> **What this task involves**: Using the records below, give the number of lines where the word "Heterogeneity" appears, with no further output.

## start Information supplied

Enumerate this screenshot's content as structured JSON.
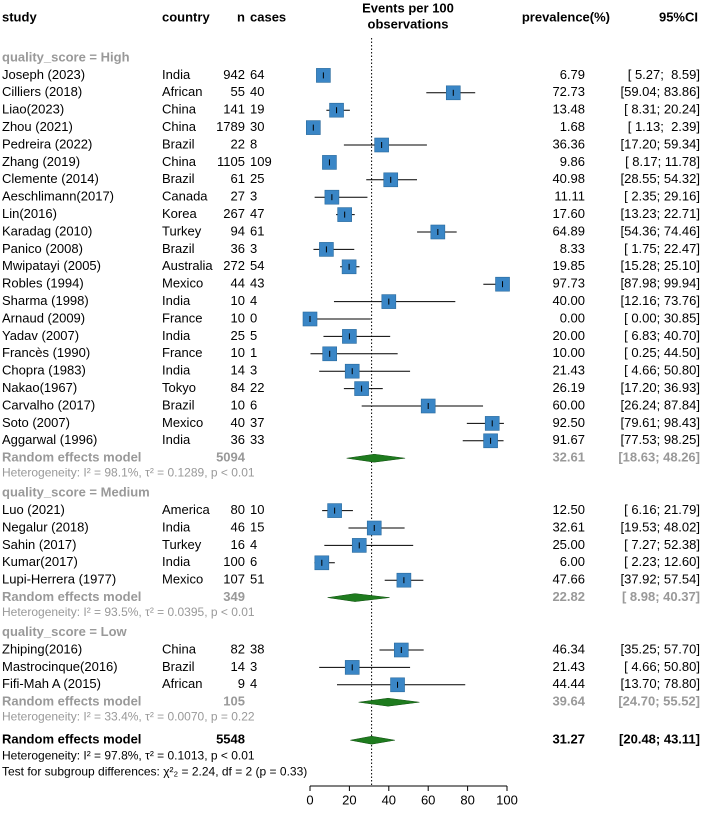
{
  "chart_data": {
    "type": "forest",
    "columns": {
      "study": "study",
      "country": "country",
      "n": "n",
      "cases": "cases",
      "axis_title": [
        "Events per 100",
        "observations"
      ],
      "prevalence": "prevalence(%)",
      "ci": "95%CI"
    },
    "xlim": [
      0,
      100
    ],
    "xticks": [
      0,
      20,
      40,
      60,
      80,
      100
    ],
    "groups": [
      {
        "label": "quality_score = High",
        "studies": [
          {
            "study": "Joseph (2023)",
            "country": "India",
            "n": 942,
            "cases": 64,
            "value": 6.79,
            "value_label": "6.79",
            "ci": [
              5.27,
              8.59
            ],
            "ci_label": "[ 5.27;  8.59]"
          },
          {
            "study": "Cilliers (2018)",
            "country": "African",
            "n": 55,
            "cases": 40,
            "value": 72.73,
            "value_label": "72.73",
            "ci": [
              59.04,
              83.86
            ],
            "ci_label": "[59.04; 83.86]"
          },
          {
            "study": "Liao(2023)",
            "country": "China",
            "n": 141,
            "cases": 19,
            "value": 13.48,
            "value_label": "13.48",
            "ci": [
              8.31,
              20.24
            ],
            "ci_label": "[ 8.31; 20.24]"
          },
          {
            "study": "Zhou (2021)",
            "country": "China",
            "n": 1789,
            "cases": 30,
            "value": 1.68,
            "value_label": "1.68",
            "ci": [
              1.13,
              2.39
            ],
            "ci_label": "[ 1.13;  2.39]"
          },
          {
            "study": "Pedreira (2022)",
            "country": "Brazil",
            "n": 22,
            "cases": 8,
            "value": 36.36,
            "value_label": "36.36",
            "ci": [
              17.2,
              59.34
            ],
            "ci_label": "[17.20; 59.34]"
          },
          {
            "study": "Zhang (2019)",
            "country": "China",
            "n": 1105,
            "cases": 109,
            "value": 9.86,
            "value_label": "9.86",
            "ci": [
              8.17,
              11.78
            ],
            "ci_label": "[ 8.17; 11.78]"
          },
          {
            "study": "Clemente (2014)",
            "country": "Brazil",
            "n": 61,
            "cases": 25,
            "value": 40.98,
            "value_label": "40.98",
            "ci": [
              28.55,
              54.32
            ],
            "ci_label": "[28.55; 54.32]"
          },
          {
            "study": "Aeschlimann(2017)",
            "country": "Canada",
            "n": 27,
            "cases": 3,
            "value": 11.11,
            "value_label": "11.11",
            "ci": [
              2.35,
              29.16
            ],
            "ci_label": "[ 2.35; 29.16]"
          },
          {
            "study": "Lin(2016)",
            "country": "Korea",
            "n": 267,
            "cases": 47,
            "value": 17.6,
            "value_label": "17.60",
            "ci": [
              13.23,
              22.71
            ],
            "ci_label": "[13.23; 22.71]"
          },
          {
            "study": "Karadag (2010)",
            "country": "Turkey",
            "n": 94,
            "cases": 61,
            "value": 64.89,
            "value_label": "64.89",
            "ci": [
              54.36,
              74.46
            ],
            "ci_label": "[54.36; 74.46]"
          },
          {
            "study": "Panico (2008)",
            "country": "Brazil",
            "n": 36,
            "cases": 3,
            "value": 8.33,
            "value_label": "8.33",
            "ci": [
              1.75,
              22.47
            ],
            "ci_label": "[ 1.75; 22.47]"
          },
          {
            "study": "Mwipatayi (2005)",
            "country": "Australia",
            "n": 272,
            "cases": 54,
            "value": 19.85,
            "value_label": "19.85",
            "ci": [
              15.28,
              25.1
            ],
            "ci_label": "[15.28; 25.10]"
          },
          {
            "study": "Robles (1994)",
            "country": "Mexico",
            "n": 44,
            "cases": 43,
            "value": 97.73,
            "value_label": "97.73",
            "ci": [
              87.98,
              99.94
            ],
            "ci_label": "[87.98; 99.94]"
          },
          {
            "study": "Sharma (1998)",
            "country": "India",
            "n": 10,
            "cases": 4,
            "value": 40,
            "value_label": "40.00",
            "ci": [
              12.16,
              73.76
            ],
            "ci_label": "[12.16; 73.76]"
          },
          {
            "study": "Arnaud (2009)",
            "country": "France",
            "n": 10,
            "cases": 0,
            "value": 0,
            "value_label": "0.00",
            "ci": [
              0,
              30.85
            ],
            "ci_label": "[ 0.00; 30.85]"
          },
          {
            "study": "Yadav (2007)",
            "country": "India",
            "n": 25,
            "cases": 5,
            "value": 20,
            "value_label": "20.00",
            "ci": [
              6.83,
              40.7
            ],
            "ci_label": "[ 6.83; 40.70]"
          },
          {
            "study": "Francès (1990)",
            "country": "France",
            "n": 10,
            "cases": 1,
            "value": 10,
            "value_label": "10.00",
            "ci": [
              0.25,
              44.5
            ],
            "ci_label": "[ 0.25; 44.50]"
          },
          {
            "study": "Chopra (1983)",
            "country": "India",
            "n": 14,
            "cases": 3,
            "value": 21.43,
            "value_label": "21.43",
            "ci": [
              4.66,
              50.8
            ],
            "ci_label": "[ 4.66; 50.80]"
          },
          {
            "study": "Nakao(1967)",
            "country": "Tokyo",
            "n": 84,
            "cases": 22,
            "value": 26.19,
            "value_label": "26.19",
            "ci": [
              17.2,
              36.93
            ],
            "ci_label": "[17.20; 36.93]"
          },
          {
            "study": "Carvalho (2017)",
            "country": "Brazil",
            "n": 10,
            "cases": 6,
            "value": 60,
            "value_label": "60.00",
            "ci": [
              26.24,
              87.84
            ],
            "ci_label": "[26.24; 87.84]"
          },
          {
            "study": "Soto (2007)",
            "country": "Mexico",
            "n": 40,
            "cases": 37,
            "value": 92.5,
            "value_label": "92.50",
            "ci": [
              79.61,
              98.43
            ],
            "ci_label": "[79.61; 98.43]"
          },
          {
            "study": "Aggarwal (1996)",
            "country": "India",
            "n": 36,
            "cases": 33,
            "value": 91.67,
            "value_label": "91.67",
            "ci": [
              77.53,
              98.25
            ],
            "ci_label": "[77.53; 98.25]"
          }
        ],
        "summary": {
          "label": "Random effects model",
          "n": 5094,
          "value": 32.61,
          "value_label": "32.61",
          "ci": [
            18.63,
            48.26
          ],
          "ci_label": "[18.63; 48.26]"
        },
        "heterogeneity": "Heterogeneity: I² = 98.1%, τ² = 0.1289, p < 0.01"
      },
      {
        "label": "quality_score = Medium",
        "studies": [
          {
            "study": "Luo (2021)",
            "country": "America",
            "n": 80,
            "cases": 10,
            "value": 12.5,
            "value_label": "12.50",
            "ci": [
              6.16,
              21.79
            ],
            "ci_label": "[ 6.16; 21.79]"
          },
          {
            "study": "Negalur (2018)",
            "country": "India",
            "n": 46,
            "cases": 15,
            "value": 32.61,
            "value_label": "32.61",
            "ci": [
              19.53,
              48.02
            ],
            "ci_label": "[19.53; 48.02]"
          },
          {
            "study": "Sahin (2017)",
            "country": "Turkey",
            "n": 16,
            "cases": 4,
            "value": 25,
            "value_label": "25.00",
            "ci": [
              7.27,
              52.38
            ],
            "ci_label": "[ 7.27; 52.38]"
          },
          {
            "study": "Kumar(2017)",
            "country": "India",
            "n": 100,
            "cases": 6,
            "value": 6,
            "value_label": "6.00",
            "ci": [
              2.23,
              12.6
            ],
            "ci_label": "[ 2.23; 12.60]"
          },
          {
            "study": "Lupi-Herrera (1977)",
            "country": "Mexico",
            "n": 107,
            "cases": 51,
            "value": 47.66,
            "value_label": "47.66",
            "ci": [
              37.92,
              57.54
            ],
            "ci_label": "[37.92; 57.54]"
          }
        ],
        "summary": {
          "label": "Random effects model",
          "n": 349,
          "value": 22.82,
          "value_label": "22.82",
          "ci": [
            8.98,
            40.37
          ],
          "ci_label": "[ 8.98; 40.37]"
        },
        "heterogeneity": "Heterogeneity: I² = 93.5%, τ² = 0.0395, p < 0.01"
      },
      {
        "label": "quality_score = Low",
        "studies": [
          {
            "study": "Zhiping(2016)",
            "country": "China",
            "n": 82,
            "cases": 38,
            "value": 46.34,
            "value_label": "46.34",
            "ci": [
              35.25,
              57.7
            ],
            "ci_label": "[35.25; 57.70]"
          },
          {
            "study": "Mastrocinque(2016)",
            "country": "Brazil",
            "n": 14,
            "cases": 3,
            "value": 21.43,
            "value_label": "21.43",
            "ci": [
              4.66,
              50.8
            ],
            "ci_label": "[ 4.66; 50.80]"
          },
          {
            "study": "Fifi-Mah A (2015)",
            "country": "African",
            "n": 9,
            "cases": 4,
            "value": 44.44,
            "value_label": "44.44",
            "ci": [
              13.7,
              78.8
            ],
            "ci_label": "[13.70; 78.80]"
          }
        ],
        "summary": {
          "label": "Random effects model",
          "n": 105,
          "value": 39.64,
          "value_label": "39.64",
          "ci": [
            24.7,
            55.52
          ],
          "ci_label": "[24.70; 55.52]"
        },
        "heterogeneity": "Heterogeneity: I² = 33.4%, τ² = 0.0070, p = 0.22"
      }
    ],
    "overall": {
      "label": "Random effects model",
      "n": 5548,
      "value": 31.27,
      "value_label": "31.27",
      "ci": [
        20.48,
        43.11
      ],
      "ci_label": "[20.48; 43.11]",
      "heterogeneity": "Heterogeneity: I² = 97.8%, τ² = 0.1013, p < 0.01"
    },
    "subgroup_test": "Test for subgroup differences: χ²₂ = 2.24, df = 2 (p = 0.33)",
    "square_color": "#3a86c6",
    "diamond_color": "#1e7b1e"
  }
}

## end Information supplied

> **Solution for this problem**: 4